[Records from a collection of figures]
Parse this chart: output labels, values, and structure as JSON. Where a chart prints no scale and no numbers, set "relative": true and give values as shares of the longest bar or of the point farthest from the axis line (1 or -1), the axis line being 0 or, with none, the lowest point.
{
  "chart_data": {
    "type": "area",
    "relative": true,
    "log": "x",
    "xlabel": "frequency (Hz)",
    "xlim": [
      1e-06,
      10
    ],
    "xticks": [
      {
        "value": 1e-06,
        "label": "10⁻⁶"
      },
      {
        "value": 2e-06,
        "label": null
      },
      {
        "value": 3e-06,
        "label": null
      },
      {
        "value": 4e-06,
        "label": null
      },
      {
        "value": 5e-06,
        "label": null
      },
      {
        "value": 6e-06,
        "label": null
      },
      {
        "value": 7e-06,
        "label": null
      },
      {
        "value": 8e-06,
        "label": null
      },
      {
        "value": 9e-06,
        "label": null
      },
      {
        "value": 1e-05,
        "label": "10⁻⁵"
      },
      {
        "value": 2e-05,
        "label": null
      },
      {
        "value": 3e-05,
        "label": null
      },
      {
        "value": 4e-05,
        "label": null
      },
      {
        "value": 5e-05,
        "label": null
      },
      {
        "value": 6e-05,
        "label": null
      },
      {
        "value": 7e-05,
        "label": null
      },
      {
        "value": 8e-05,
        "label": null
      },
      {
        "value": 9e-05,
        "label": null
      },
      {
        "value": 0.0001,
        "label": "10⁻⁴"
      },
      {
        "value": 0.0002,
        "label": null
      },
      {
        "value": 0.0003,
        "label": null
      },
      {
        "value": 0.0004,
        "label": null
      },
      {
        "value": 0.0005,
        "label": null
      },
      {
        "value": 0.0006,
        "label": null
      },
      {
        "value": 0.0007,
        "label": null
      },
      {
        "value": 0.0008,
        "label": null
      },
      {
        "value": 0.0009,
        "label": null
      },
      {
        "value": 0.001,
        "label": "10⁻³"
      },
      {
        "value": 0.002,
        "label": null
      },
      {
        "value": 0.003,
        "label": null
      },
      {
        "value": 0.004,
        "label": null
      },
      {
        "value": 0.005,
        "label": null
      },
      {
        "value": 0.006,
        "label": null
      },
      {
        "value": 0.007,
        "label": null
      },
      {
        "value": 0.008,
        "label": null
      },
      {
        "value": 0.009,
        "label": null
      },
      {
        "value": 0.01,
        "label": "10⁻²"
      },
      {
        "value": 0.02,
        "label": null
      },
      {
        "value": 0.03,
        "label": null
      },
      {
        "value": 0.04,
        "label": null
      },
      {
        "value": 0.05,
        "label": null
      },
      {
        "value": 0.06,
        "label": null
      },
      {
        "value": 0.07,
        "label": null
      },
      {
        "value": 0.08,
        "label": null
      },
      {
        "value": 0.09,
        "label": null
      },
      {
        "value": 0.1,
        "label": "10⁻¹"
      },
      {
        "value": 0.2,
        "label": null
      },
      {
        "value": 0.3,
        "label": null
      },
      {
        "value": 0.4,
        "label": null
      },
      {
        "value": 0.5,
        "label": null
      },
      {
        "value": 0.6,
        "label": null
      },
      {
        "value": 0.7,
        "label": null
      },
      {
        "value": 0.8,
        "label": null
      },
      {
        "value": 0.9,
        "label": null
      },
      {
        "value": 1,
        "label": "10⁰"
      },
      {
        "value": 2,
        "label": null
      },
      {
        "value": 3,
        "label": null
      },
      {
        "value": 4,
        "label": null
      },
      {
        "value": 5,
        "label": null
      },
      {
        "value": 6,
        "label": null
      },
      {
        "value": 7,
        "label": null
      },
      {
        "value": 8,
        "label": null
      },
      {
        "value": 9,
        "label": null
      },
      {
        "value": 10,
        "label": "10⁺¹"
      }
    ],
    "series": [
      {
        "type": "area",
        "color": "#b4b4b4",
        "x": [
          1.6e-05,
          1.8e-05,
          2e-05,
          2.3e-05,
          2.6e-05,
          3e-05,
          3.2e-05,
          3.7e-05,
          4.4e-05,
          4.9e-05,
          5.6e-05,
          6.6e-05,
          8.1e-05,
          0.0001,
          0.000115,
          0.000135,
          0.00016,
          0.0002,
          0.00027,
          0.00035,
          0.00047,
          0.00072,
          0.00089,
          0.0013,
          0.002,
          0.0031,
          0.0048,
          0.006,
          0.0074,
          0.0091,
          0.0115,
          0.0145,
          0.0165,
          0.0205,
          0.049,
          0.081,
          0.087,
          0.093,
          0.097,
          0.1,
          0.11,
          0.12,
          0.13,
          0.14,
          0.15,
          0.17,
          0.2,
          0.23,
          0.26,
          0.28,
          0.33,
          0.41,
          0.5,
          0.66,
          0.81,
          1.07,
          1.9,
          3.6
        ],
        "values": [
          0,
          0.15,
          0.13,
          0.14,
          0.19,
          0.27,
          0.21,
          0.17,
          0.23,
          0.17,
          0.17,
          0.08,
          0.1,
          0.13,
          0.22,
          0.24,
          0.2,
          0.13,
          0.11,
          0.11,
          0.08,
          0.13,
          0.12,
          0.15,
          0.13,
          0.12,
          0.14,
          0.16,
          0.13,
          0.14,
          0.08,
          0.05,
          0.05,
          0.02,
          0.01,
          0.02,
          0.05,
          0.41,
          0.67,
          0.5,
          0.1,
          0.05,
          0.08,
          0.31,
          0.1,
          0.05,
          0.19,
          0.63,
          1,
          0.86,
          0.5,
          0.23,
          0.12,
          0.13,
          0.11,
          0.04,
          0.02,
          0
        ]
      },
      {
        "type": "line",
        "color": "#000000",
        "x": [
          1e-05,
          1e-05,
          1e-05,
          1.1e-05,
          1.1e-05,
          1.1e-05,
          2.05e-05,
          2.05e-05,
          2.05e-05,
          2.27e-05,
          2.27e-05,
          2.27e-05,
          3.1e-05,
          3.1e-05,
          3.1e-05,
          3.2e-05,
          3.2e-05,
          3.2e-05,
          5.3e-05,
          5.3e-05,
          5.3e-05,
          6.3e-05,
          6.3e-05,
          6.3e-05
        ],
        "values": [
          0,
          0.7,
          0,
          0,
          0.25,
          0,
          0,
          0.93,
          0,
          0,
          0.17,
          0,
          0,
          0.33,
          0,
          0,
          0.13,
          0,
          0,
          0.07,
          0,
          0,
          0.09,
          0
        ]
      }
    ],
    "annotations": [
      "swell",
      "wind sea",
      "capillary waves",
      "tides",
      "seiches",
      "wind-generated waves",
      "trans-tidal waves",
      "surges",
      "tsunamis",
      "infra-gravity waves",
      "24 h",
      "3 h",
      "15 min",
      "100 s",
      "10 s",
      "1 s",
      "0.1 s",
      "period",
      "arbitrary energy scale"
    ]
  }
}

- _Requirement_
Write out the complete set of records exactly as given.

- _Problem solution_
Parse this chart: output labels, values, and structure as JSON. Where a chart prints no scale and no numbers, set "relative": true and give values as shares of the longest bar or of the point farthest from the axis line (1 or -1), the axis line being 0 or, with none, the lowest point.
{
  "chart_data": {
    "type": "area",
    "relative": true,
    "log": "x",
    "xlabel": "frequency (Hz)",
    "xlim": [
      1e-06,
      10
    ],
    "xticks": [
      {
        "value": 1e-06,
        "label": "10⁻⁶"
      },
      {
        "value": 2e-06,
        "label": null
      },
      {
        "value": 3e-06,
        "label": null
      },
      {
        "value": 4e-06,
        "label": null
      },
      {
        "value": 5e-06,
        "label": null
      },
      {
        "value": 6e-06,
        "label": null
      },
      {
        "value": 7e-06,
        "label": null
      },
      {
        "value": 8e-06,
        "label": null
      },
      {
        "value": 9e-06,
        "label": null
      },
      {
        "value": 1e-05,
        "label": "10⁻⁵"
      },
      {
        "value": 2e-05,
        "label": null
      },
      {
        "value": 3e-05,
        "label": null
      },
      {
        "value": 4e-05,
        "label": null
      },
      {
        "value": 5e-05,
        "label": null
      },
      {
        "value": 6e-05,
        "label": null
      },
      {
        "value": 7e-05,
        "label": null
      },
      {
        "value": 8e-05,
        "label": null
      },
      {
        "value": 9e-05,
        "label": null
      },
      {
        "value": 0.0001,
        "label": "10⁻⁴"
      },
      {
        "value": 0.0002,
        "label": null
      },
      {
        "value": 0.0003,
        "label": null
      },
      {
        "value": 0.0004,
        "label": null
      },
      {
        "value": 0.0005,
        "label": null
      },
      {
        "value": 0.0006,
        "label": null
      },
      {
        "value": 0.0007,
        "label": null
      },
      {
        "value": 0.0008,
        "label": null
      },
      {
        "value": 0.0009,
        "label": null
      },
      {
        "value": 0.001,
        "label": "10⁻³"
      },
      {
        "value": 0.002,
        "label": null
      },
      {
        "value": 0.003,
        "label": null
      },
      {
        "value": 0.004,
        "label": null
      },
      {
        "value": 0.005,
        "label": null
      },
      {
        "value": 0.006,
        "label": null
      },
      {
        "value": 0.007,
        "label": null
      },
      {
        "value": 0.008,
        "label": null
      },
      {
        "value": 0.009,
        "label": null
      },
      {
        "value": 0.01,
        "label": "10⁻²"
      },
      {
        "value": 0.02,
        "label": null
      },
      {
        "value": 0.03,
        "label": null
      },
      {
        "value": 0.04,
        "label": null
      },
      {
        "value": 0.05,
        "label": null
      },
      {
        "value": 0.06,
        "label": null
      },
      {
        "value": 0.07,
        "label": null
      },
      {
        "value": 0.08,
        "label": null
      },
      {
        "value": 0.09,
        "label": null
      },
      {
        "value": 0.1,
        "label": "10⁻¹"
      },
      {
        "value": 0.2,
        "label": null
      },
      {
        "value": 0.3,
        "label": null
      },
      {
        "value": 0.4,
        "label": null
      },
      {
        "value": 0.5,
        "label": null
      },
      {
        "value": 0.6,
        "label": null
      },
      {
        "value": 0.7,
        "label": null
      },
      {
        "value": 0.8,
        "label": null
      },
      {
        "value": 0.9,
        "label": null
      },
      {
        "value": 1,
        "label": "10⁰"
      },
      {
        "value": 2,
        "label": null
      },
      {
        "value": 3,
        "label": null
      },
      {
        "value": 4,
        "label": null
      },
      {
        "value": 5,
        "label": null
      },
      {
        "value": 6,
        "label": null
      },
      {
        "value": 7,
        "label": null
      },
      {
        "value": 8,
        "label": null
      },
      {
        "value": 9,
        "label": null
      },
      {
        "value": 10,
        "label": "10⁺¹"
      }
    ],
    "series": [
      {
        "type": "area",
        "color": "#b4b4b4",
        "x": [
          1.6e-05,
          1.8e-05,
          2e-05,
          2.3e-05,
          2.6e-05,
          3e-05,
          3.2e-05,
          3.7e-05,
          4.4e-05,
          4.9e-05,
          5.6e-05,
          6.6e-05,
          8.1e-05,
          0.0001,
          0.000115,
          0.000135,
          0.00016,
          0.0002,
          0.00027,
          0.00035,
          0.00047,
          0.00072,
          0.00089,
          0.0013,
          0.002,
          0.0031,
          0.0048,
          0.006,
          0.0074,
          0.0091,
          0.0115,
          0.0145,
          0.0165,
          0.0205,
          0.049,
          0.081,
          0.087,
          0.093,
          0.097,
          0.1,
          0.11,
          0.12,
          0.13,
          0.14,
          0.15,
          0.17,
          0.2,
          0.23,
          0.26,
          0.28,
          0.33,
          0.41,
          0.5,
          0.66,
          0.81,
          1.07,
          1.9,
          3.6
        ],
        "values": [
          0,
          0.15,
          0.13,
          0.14,
          0.19,
          0.27,
          0.21,
          0.17,
          0.23,
          0.17,
          0.17,
          0.08,
          0.1,
          0.13,
          0.22,
          0.24,
          0.2,
          0.13,
          0.11,
          0.11,
          0.08,
          0.13,
          0.12,
          0.15,
          0.13,
          0.12,
          0.14,
          0.16,
          0.13,
          0.14,
          0.08,
          0.05,
          0.05,
          0.02,
          0.01,
          0.02,
          0.05,
          0.41,
          0.67,
          0.5,
          0.1,
          0.05,
          0.08,
          0.31,
          0.1,
          0.05,
          0.19,
          0.63,
          1,
          0.86,
          0.5,
          0.23,
          0.12,
          0.13,
          0.11,
          0.04,
          0.02,
          0
        ]
      },
      {
        "type": "line",
        "color": "#000000",
        "x": [
          1e-05,
          1e-05,
          1e-05,
          1.1e-05,
          1.1e-05,
          1.1e-05,
          2.05e-05,
          2.05e-05,
          2.05e-05,
          2.27e-05,
          2.27e-05,
          2.27e-05,
          3.1e-05,
          3.1e-05,
          3.1e-05,
          3.2e-05,
          3.2e-05,
          3.2e-05,
          5.3e-05,
          5.3e-05,
          5.3e-05,
          6.3e-05,
          6.3e-05,
          6.3e-05
        ],
        "values": [
          0,
          0.7,
          0,
          0,
          0.25,
          0,
          0,
          0.93,
          0,
          0,
          0.17,
          0,
          0,
          0.33,
          0,
          0,
          0.13,
          0,
          0,
          0.07,
          0,
          0,
          0.09,
          0
        ]
      }
    ],
    "annotations": [
      "swell",
      "wind sea",
      "capillary waves",
      "tides",
      "seiches",
      "wind-generated waves",
      "trans-tidal waves",
      "surges",
      "tsunamis",
      "infra-gravity waves",
      "24 h",
      "3 h",
      "15 min",
      "100 s",
      "10 s",
      "1 s",
      "0.1 s",
      "period",
      "arbitrary energy scale"
    ]
  }
}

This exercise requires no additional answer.